--- What you need to do ---
Write out the whole listing again, exactly as given.

--- Supplied records ---
▶

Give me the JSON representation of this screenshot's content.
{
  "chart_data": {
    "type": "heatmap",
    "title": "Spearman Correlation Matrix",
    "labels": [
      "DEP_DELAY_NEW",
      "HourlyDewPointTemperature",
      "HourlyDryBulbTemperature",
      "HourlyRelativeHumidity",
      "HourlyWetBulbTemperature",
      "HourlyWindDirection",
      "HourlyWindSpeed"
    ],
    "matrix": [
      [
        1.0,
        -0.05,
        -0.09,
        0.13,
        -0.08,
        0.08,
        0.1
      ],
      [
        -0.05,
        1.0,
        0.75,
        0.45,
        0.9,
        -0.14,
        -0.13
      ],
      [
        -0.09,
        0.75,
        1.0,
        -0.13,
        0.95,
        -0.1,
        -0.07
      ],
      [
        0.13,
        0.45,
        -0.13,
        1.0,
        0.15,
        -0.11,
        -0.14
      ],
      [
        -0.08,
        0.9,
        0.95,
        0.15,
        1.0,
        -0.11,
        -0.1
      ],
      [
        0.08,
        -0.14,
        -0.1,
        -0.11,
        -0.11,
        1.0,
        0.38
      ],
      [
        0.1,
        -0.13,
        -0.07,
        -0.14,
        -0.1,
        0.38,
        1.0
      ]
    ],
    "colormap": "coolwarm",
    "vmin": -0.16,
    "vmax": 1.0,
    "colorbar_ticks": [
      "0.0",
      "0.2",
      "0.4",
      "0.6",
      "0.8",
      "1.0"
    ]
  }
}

◀

--- Full response ---
Give me the JSON representation of this screenshot's content.
{
  "chart_data": {
    "type": "heatmap",
    "title": "Spearman Correlation Matrix",
    "labels": [
      "DEP_DELAY_NEW",
      "HourlyDewPointTemperature",
      "HourlyDryBulbTemperature",
      "HourlyRelativeHumidity",
      "HourlyWetBulbTemperature",
      "HourlyWindDirection",
      "HourlyWindSpeed"
    ],
    "matrix": [
      [
        1.0,
        -0.05,
        -0.09,
        0.13,
        -0.08,
        0.08,
        0.1
      ],
      [
        -0.05,
        1.0,
        0.75,
        0.45,
        0.9,
        -0.14,
        -0.13
      ],
      [
        -0.09,
        0.75,
        1.0,
        -0.13,
        0.95,
        -0.1,
        -0.07
      ],
      [
        0.13,
        0.45,
        -0.13,
        1.0,
        0.15,
        -0.11,
        -0.14
      ],
      [
        -0.08,
        0.9,
        0.95,
        0.15,
        1.0,
        -0.11,
        -0.1
      ],
      [
        0.08,
        -0.14,
        -0.1,
        -0.11,
        -0.11,
        1.0,
        0.38
      ],
      [
        0.1,
        -0.13,
        -0.07,
        -0.14,
        -0.1,
        0.38,
        1.0
      ]
    ],
    "colormap": "coolwarm",
    "vmin": -0.16,
    "vmax": 1.0,
    "colorbar_ticks": [
      "0.0",
      "0.2",
      "0.4",
      "0.6",
      "0.8",
      "1.0"
    ]
  }
}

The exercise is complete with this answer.